Aim of the task: Among the entries below, find the lines with "Implied" and copy them.

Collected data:
>> Begin

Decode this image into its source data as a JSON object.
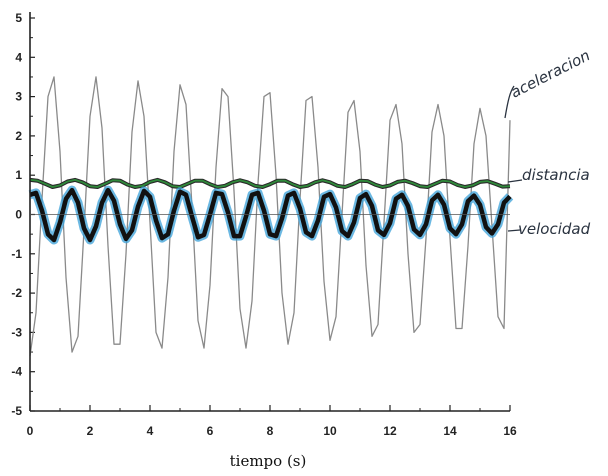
{
  "chart_data": {
    "type": "line",
    "title": "",
    "xlabel": "tiempo  (s)",
    "ylabel": "",
    "xlim": [
      0,
      16
    ],
    "ylim": [
      -5,
      5
    ],
    "x_ticks": [
      "0",
      "2",
      "4",
      "6",
      "8",
      "10",
      "12",
      "14",
      "16"
    ],
    "y_ticks": [
      "5",
      "4",
      "3",
      "2",
      "1",
      "0",
      "-1",
      "-2",
      "-3",
      "-4",
      "-5"
    ],
    "grid": false,
    "legend": "handwritten labels at right end of each curve",
    "series": [
      {
        "name": "aceleracion",
        "color": "#8a8a8a",
        "x": [
          0.0,
          0.2,
          0.4,
          0.6,
          0.8,
          1.0,
          1.2,
          1.4,
          1.6,
          1.8,
          2.0,
          2.2,
          2.4,
          2.6,
          2.8,
          3.0,
          3.2,
          3.4,
          3.6,
          3.8,
          4.0,
          4.2,
          4.4,
          4.6,
          4.8,
          5.0,
          5.2,
          5.4,
          5.6,
          5.8,
          6.0,
          6.2,
          6.4,
          6.6,
          6.8,
          7.0,
          7.2,
          7.4,
          7.6,
          7.8,
          8.0,
          8.2,
          8.4,
          8.6,
          8.8,
          9.0,
          9.2,
          9.4,
          9.6,
          9.8,
          10.0,
          10.2,
          10.4,
          10.6,
          10.8,
          11.0,
          11.2,
          11.4,
          11.6,
          11.8,
          12.0,
          12.2,
          12.4,
          12.6,
          12.8,
          13.0,
          13.2,
          13.4,
          13.6,
          13.8,
          14.0,
          14.2,
          14.4,
          14.6,
          14.8,
          15.0,
          15.2,
          15.4,
          15.6,
          15.8,
          16.0
        ],
        "y": [
          -3.6,
          -2.5,
          0.4,
          3.0,
          3.5,
          1.6,
          -1.6,
          -3.5,
          -3.1,
          -0.4,
          2.5,
          3.5,
          2.2,
          -0.8,
          -3.3,
          -3.3,
          -1.0,
          2.1,
          3.4,
          2.5,
          -0.2,
          -3.0,
          -3.4,
          -1.6,
          1.6,
          3.3,
          2.8,
          0.2,
          -2.7,
          -3.4,
          -1.8,
          1.2,
          3.2,
          3.0,
          0.6,
          -2.4,
          -3.4,
          -2.2,
          0.8,
          3.0,
          3.1,
          1.0,
          -2.0,
          -3.3,
          -2.5,
          0.4,
          2.9,
          3.0,
          1.2,
          -1.7,
          -3.2,
          -2.6,
          0.0,
          2.6,
          2.9,
          1.6,
          -1.3,
          -3.1,
          -2.8,
          -0.2,
          2.4,
          2.8,
          1.8,
          -1.0,
          -3.0,
          -2.8,
          -0.6,
          2.1,
          2.8,
          2.0,
          -0.6,
          -2.9,
          -2.9,
          -0.8,
          1.8,
          2.7,
          2.0,
          -0.3,
          -2.6,
          -2.9,
          2.4
        ]
      },
      {
        "name": "distancia",
        "color": "#2f8a3a",
        "x": [
          0.0,
          0.25,
          0.5,
          0.75,
          1.0,
          1.25,
          1.5,
          1.75,
          2.0,
          2.25,
          2.5,
          2.75,
          3.0,
          3.25,
          3.5,
          3.75,
          4.0,
          4.25,
          4.5,
          4.75,
          5.0,
          5.25,
          5.5,
          5.75,
          6.0,
          6.25,
          6.5,
          6.75,
          7.0,
          7.25,
          7.5,
          7.75,
          8.0,
          8.25,
          8.5,
          8.75,
          9.0,
          9.25,
          9.5,
          9.75,
          10.0,
          10.25,
          10.5,
          10.75,
          11.0,
          11.25,
          11.5,
          11.75,
          12.0,
          12.25,
          12.5,
          12.75,
          13.0,
          13.25,
          13.5,
          13.75,
          14.0,
          14.25,
          14.5,
          14.75,
          15.0,
          15.25,
          15.5,
          15.75,
          16.0
        ],
        "y": [
          0.88,
          0.86,
          0.78,
          0.7,
          0.74,
          0.84,
          0.88,
          0.82,
          0.72,
          0.7,
          0.78,
          0.87,
          0.86,
          0.76,
          0.7,
          0.73,
          0.83,
          0.88,
          0.82,
          0.72,
          0.7,
          0.78,
          0.86,
          0.86,
          0.77,
          0.7,
          0.73,
          0.82,
          0.87,
          0.82,
          0.73,
          0.7,
          0.77,
          0.86,
          0.86,
          0.77,
          0.7,
          0.73,
          0.82,
          0.87,
          0.82,
          0.73,
          0.7,
          0.77,
          0.86,
          0.85,
          0.76,
          0.7,
          0.74,
          0.83,
          0.86,
          0.8,
          0.72,
          0.7,
          0.78,
          0.86,
          0.84,
          0.75,
          0.7,
          0.74,
          0.83,
          0.85,
          0.78,
          0.71,
          0.72
        ]
      },
      {
        "name": "velocidad",
        "color": "#111111",
        "x": [
          0.0,
          0.2,
          0.4,
          0.6,
          0.8,
          1.0,
          1.2,
          1.4,
          1.6,
          1.8,
          2.0,
          2.2,
          2.4,
          2.6,
          2.8,
          3.0,
          3.2,
          3.4,
          3.6,
          3.8,
          4.0,
          4.2,
          4.4,
          4.6,
          4.8,
          5.0,
          5.2,
          5.4,
          5.6,
          5.8,
          6.0,
          6.2,
          6.4,
          6.6,
          6.8,
          7.0,
          7.2,
          7.4,
          7.6,
          7.8,
          8.0,
          8.2,
          8.4,
          8.6,
          8.8,
          9.0,
          9.2,
          9.4,
          9.6,
          9.8,
          10.0,
          10.2,
          10.4,
          10.6,
          10.8,
          11.0,
          11.2,
          11.4,
          11.6,
          11.8,
          12.0,
          12.2,
          12.4,
          12.6,
          12.8,
          13.0,
          13.2,
          13.4,
          13.6,
          13.8,
          14.0,
          14.2,
          14.4,
          14.6,
          14.8,
          15.0,
          15.2,
          15.4,
          15.6,
          15.8,
          16.0
        ],
        "y": [
          0.5,
          0.55,
          0.1,
          -0.5,
          -0.65,
          -0.2,
          0.4,
          0.62,
          0.3,
          -0.35,
          -0.65,
          -0.3,
          0.3,
          0.62,
          0.35,
          -0.25,
          -0.62,
          -0.4,
          0.2,
          0.6,
          0.45,
          -0.15,
          -0.6,
          -0.5,
          0.1,
          0.58,
          0.5,
          -0.05,
          -0.58,
          -0.52,
          0.0,
          0.55,
          0.52,
          0.05,
          -0.55,
          -0.55,
          -0.05,
          0.5,
          0.55,
          0.1,
          -0.5,
          -0.55,
          -0.1,
          0.48,
          0.55,
          0.15,
          -0.45,
          -0.55,
          -0.15,
          0.45,
          0.52,
          0.18,
          -0.42,
          -0.55,
          -0.2,
          0.42,
          0.52,
          0.22,
          -0.4,
          -0.52,
          -0.22,
          0.4,
          0.5,
          0.22,
          -0.38,
          -0.52,
          -0.25,
          0.36,
          0.5,
          0.25,
          -0.35,
          -0.5,
          -0.25,
          0.34,
          0.48,
          0.25,
          -0.32,
          -0.48,
          -0.25,
          0.3,
          0.46
        ]
      }
    ],
    "annotations": [
      "aceleracion",
      "distancia",
      "velocidad"
    ]
  }
}
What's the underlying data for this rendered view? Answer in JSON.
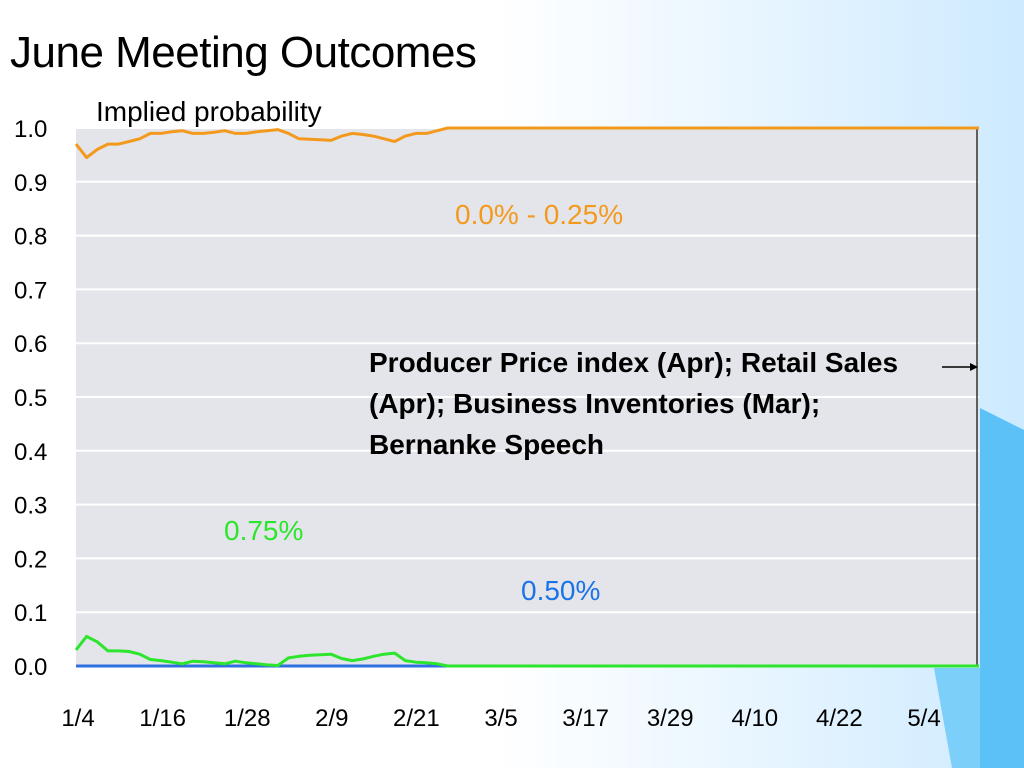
{
  "slide": {
    "title": "June Meeting Outcomes",
    "subtitle": "Implied probability"
  },
  "colors": {
    "plot_bg": "#e4e5ea",
    "grid": "#ffffff",
    "orange": "#f39a1e",
    "green": "#2ee52e",
    "blue": "#2f6fe0",
    "label_blue": "#1a74e8"
  },
  "chart_data": {
    "type": "line",
    "title": "June Meeting Outcomes",
    "ylabel": "Implied probability",
    "ylim": [
      0,
      1
    ],
    "yticks": [
      "0.0",
      "0.1",
      "0.2",
      "0.3",
      "0.4",
      "0.5",
      "0.6",
      "0.7",
      "0.8",
      "0.9",
      "1.0"
    ],
    "xticks": [
      "1/4",
      "1/16",
      "1/28",
      "2/9",
      "2/21",
      "3/5",
      "3/17",
      "3/29",
      "4/10",
      "4/22",
      "5/4"
    ],
    "grid": true,
    "series": [
      {
        "name": "0.0% - 0.25%",
        "color": "#f39a1e",
        "points": [
          [
            0,
            0.97
          ],
          [
            1,
            0.945
          ],
          [
            2,
            0.96
          ],
          [
            3,
            0.97
          ],
          [
            4,
            0.97
          ],
          [
            5,
            0.975
          ],
          [
            6,
            0.98
          ],
          [
            7,
            0.99
          ],
          [
            8,
            0.99
          ],
          [
            9,
            0.993
          ],
          [
            10,
            0.995
          ],
          [
            11,
            0.99
          ],
          [
            12,
            0.99
          ],
          [
            13,
            0.992
          ],
          [
            14,
            0.995
          ],
          [
            15,
            0.99
          ],
          [
            16,
            0.99
          ],
          [
            17,
            0.993
          ],
          [
            18,
            0.995
          ],
          [
            19,
            0.997
          ],
          [
            20,
            0.99
          ],
          [
            21,
            0.98
          ],
          [
            22,
            0.979
          ],
          [
            23,
            0.978
          ],
          [
            24,
            0.977
          ],
          [
            25,
            0.985
          ],
          [
            26,
            0.99
          ],
          [
            27,
            0.988
          ],
          [
            28,
            0.985
          ],
          [
            29,
            0.98
          ],
          [
            30,
            0.975
          ],
          [
            31,
            0.985
          ],
          [
            32,
            0.99
          ],
          [
            33,
            0.99
          ],
          [
            34,
            0.995
          ],
          [
            35,
            1.0
          ],
          [
            85,
            1.0
          ]
        ]
      },
      {
        "name": "0.75%",
        "color": "#2ee52e",
        "points": [
          [
            0,
            0.03
          ],
          [
            1,
            0.055
          ],
          [
            2,
            0.045
          ],
          [
            3,
            0.028
          ],
          [
            4,
            0.028
          ],
          [
            5,
            0.027
          ],
          [
            6,
            0.022
          ],
          [
            7,
            0.012
          ],
          [
            8,
            0.01
          ],
          [
            9,
            0.007
          ],
          [
            10,
            0.004
          ],
          [
            11,
            0.009
          ],
          [
            12,
            0.008
          ],
          [
            13,
            0.006
          ],
          [
            14,
            0.004
          ],
          [
            15,
            0.009
          ],
          [
            16,
            0.006
          ],
          [
            17,
            0.004
          ],
          [
            18,
            0.002
          ],
          [
            19,
            0.001
          ],
          [
            20,
            0.015
          ],
          [
            21,
            0.018
          ],
          [
            22,
            0.02
          ],
          [
            23,
            0.021
          ],
          [
            24,
            0.022
          ],
          [
            25,
            0.014
          ],
          [
            26,
            0.01
          ],
          [
            27,
            0.013
          ],
          [
            28,
            0.018
          ],
          [
            29,
            0.022
          ],
          [
            30,
            0.024
          ],
          [
            31,
            0.01
          ],
          [
            32,
            0.007
          ],
          [
            33,
            0.006
          ],
          [
            34,
            0.004
          ],
          [
            35,
            0.0
          ],
          [
            85,
            0.0
          ]
        ]
      },
      {
        "name": "0.50%",
        "color": "#2f6fe0",
        "points": [
          [
            0,
            0.0
          ],
          [
            85,
            0.0
          ]
        ]
      }
    ],
    "series_labels": [
      {
        "text": "0.0% - 0.25%",
        "color": "#f39a1e"
      },
      {
        "text": "0.75%",
        "color": "#2ee52e"
      },
      {
        "text": "0.50%",
        "color": "#1a74e8"
      }
    ],
    "annotation": "Producer Price index (Apr); Retail Sales (Apr); Business Inventories (Mar); Bernanke Speech",
    "marker_line_x": 85
  }
}
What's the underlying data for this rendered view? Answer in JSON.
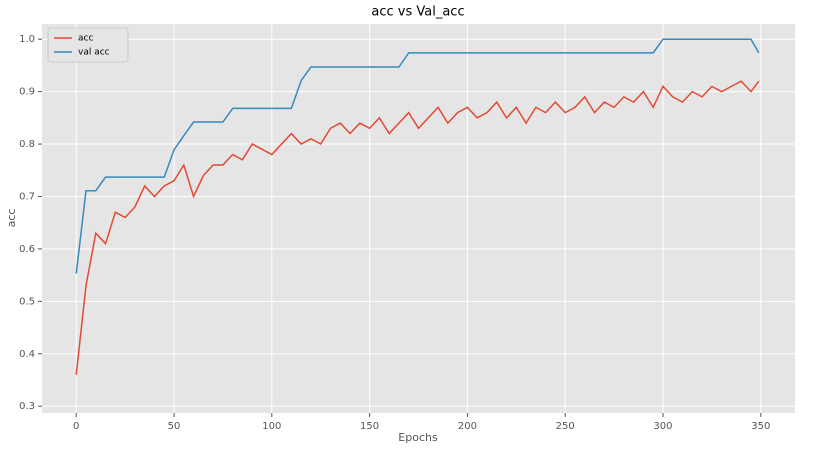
{
  "chart_data": {
    "type": "line",
    "title": "acc  vs Val_acc",
    "x_label": "Epochs",
    "y_label": "acc",
    "x": [
      0,
      5,
      10,
      15,
      20,
      25,
      30,
      35,
      40,
      45,
      50,
      55,
      60,
      65,
      70,
      75,
      80,
      85,
      90,
      95,
      100,
      105,
      110,
      115,
      120,
      125,
      130,
      135,
      140,
      145,
      150,
      155,
      160,
      165,
      170,
      175,
      180,
      185,
      190,
      195,
      200,
      205,
      210,
      215,
      220,
      225,
      230,
      235,
      240,
      245,
      250,
      255,
      260,
      265,
      270,
      275,
      280,
      285,
      290,
      295,
      300,
      305,
      310,
      315,
      320,
      325,
      330,
      335,
      340,
      345,
      349
    ],
    "series": [
      {
        "name": "acc",
        "color": "#E24A33",
        "values": [
          0.36,
          0.53,
          0.63,
          0.61,
          0.67,
          0.66,
          0.68,
          0.72,
          0.7,
          0.72,
          0.73,
          0.76,
          0.7,
          0.74,
          0.76,
          0.76,
          0.78,
          0.77,
          0.8,
          0.79,
          0.78,
          0.8,
          0.82,
          0.8,
          0.81,
          0.8,
          0.83,
          0.84,
          0.82,
          0.84,
          0.83,
          0.85,
          0.82,
          0.84,
          0.86,
          0.83,
          0.85,
          0.87,
          0.84,
          0.86,
          0.87,
          0.85,
          0.86,
          0.88,
          0.85,
          0.87,
          0.84,
          0.87,
          0.86,
          0.88,
          0.86,
          0.87,
          0.89,
          0.86,
          0.88,
          0.87,
          0.89,
          0.88,
          0.9,
          0.87,
          0.91,
          0.89,
          0.88,
          0.9,
          0.89,
          0.91,
          0.9,
          0.91,
          0.92,
          0.9,
          0.92
        ]
      },
      {
        "name": "val acc",
        "color": "#348ABD",
        "values": [
          0.553,
          0.711,
          0.711,
          0.737,
          0.737,
          0.737,
          0.737,
          0.737,
          0.737,
          0.737,
          0.789,
          0.816,
          0.842,
          0.842,
          0.842,
          0.842,
          0.868,
          0.868,
          0.868,
          0.868,
          0.868,
          0.868,
          0.868,
          0.921,
          0.947,
          0.947,
          0.947,
          0.947,
          0.947,
          0.947,
          0.947,
          0.947,
          0.947,
          0.947,
          0.974,
          0.974,
          0.974,
          0.974,
          0.974,
          0.974,
          0.974,
          0.974,
          0.974,
          0.974,
          0.974,
          0.974,
          0.974,
          0.974,
          0.974,
          0.974,
          0.974,
          0.974,
          0.974,
          0.974,
          0.974,
          0.974,
          0.974,
          0.974,
          0.974,
          0.974,
          1.0,
          1.0,
          1.0,
          1.0,
          1.0,
          1.0,
          1.0,
          1.0,
          1.0,
          1.0,
          0.974
        ]
      }
    ],
    "xlim": [
      -17.5,
      367.5
    ],
    "xticks": [
      0,
      50,
      100,
      150,
      200,
      250,
      300,
      350
    ],
    "ylim": [
      0.287,
      1.029
    ],
    "yticks": [
      0.3,
      0.4,
      0.5,
      0.6,
      0.7,
      0.8,
      0.9,
      {
        "value": 1,
        "label": "1.0"
      }
    ],
    "grid": true,
    "legend": "upper left"
  }
}
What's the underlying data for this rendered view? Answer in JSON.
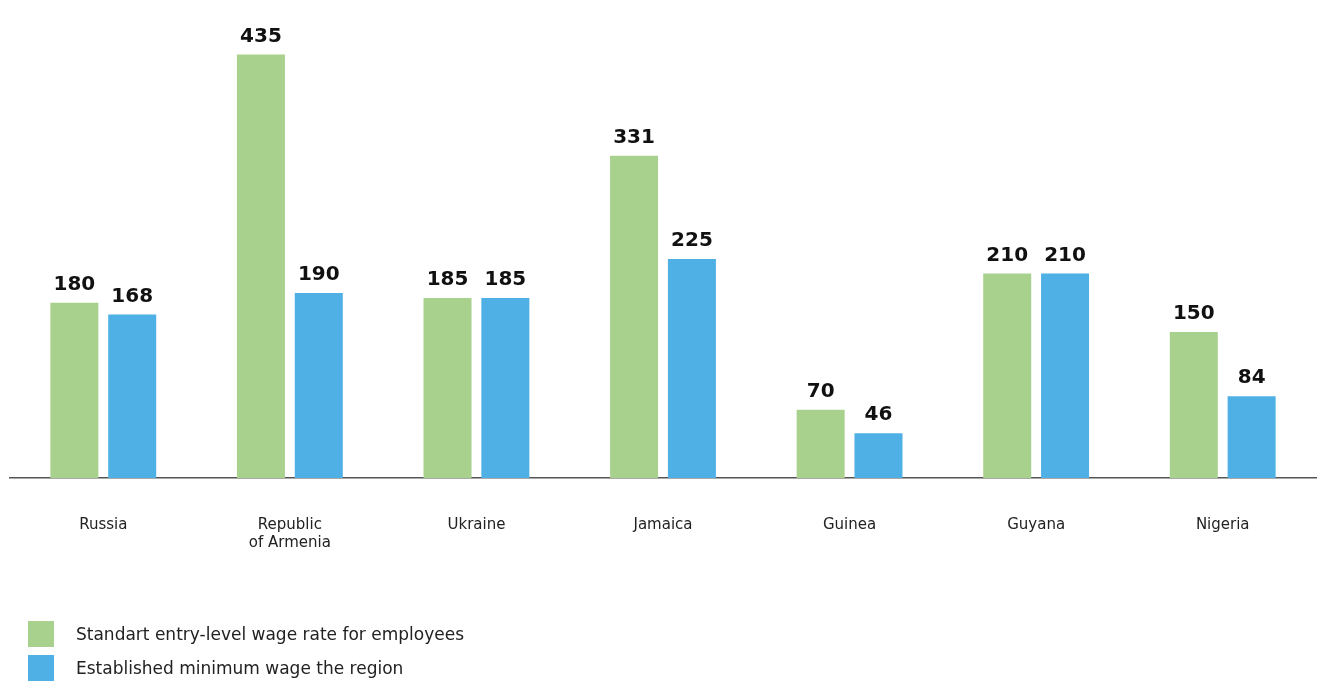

>> End

Exercise result:
    "subtitle": "Implied probability"
    "ylabel": "Implied probability",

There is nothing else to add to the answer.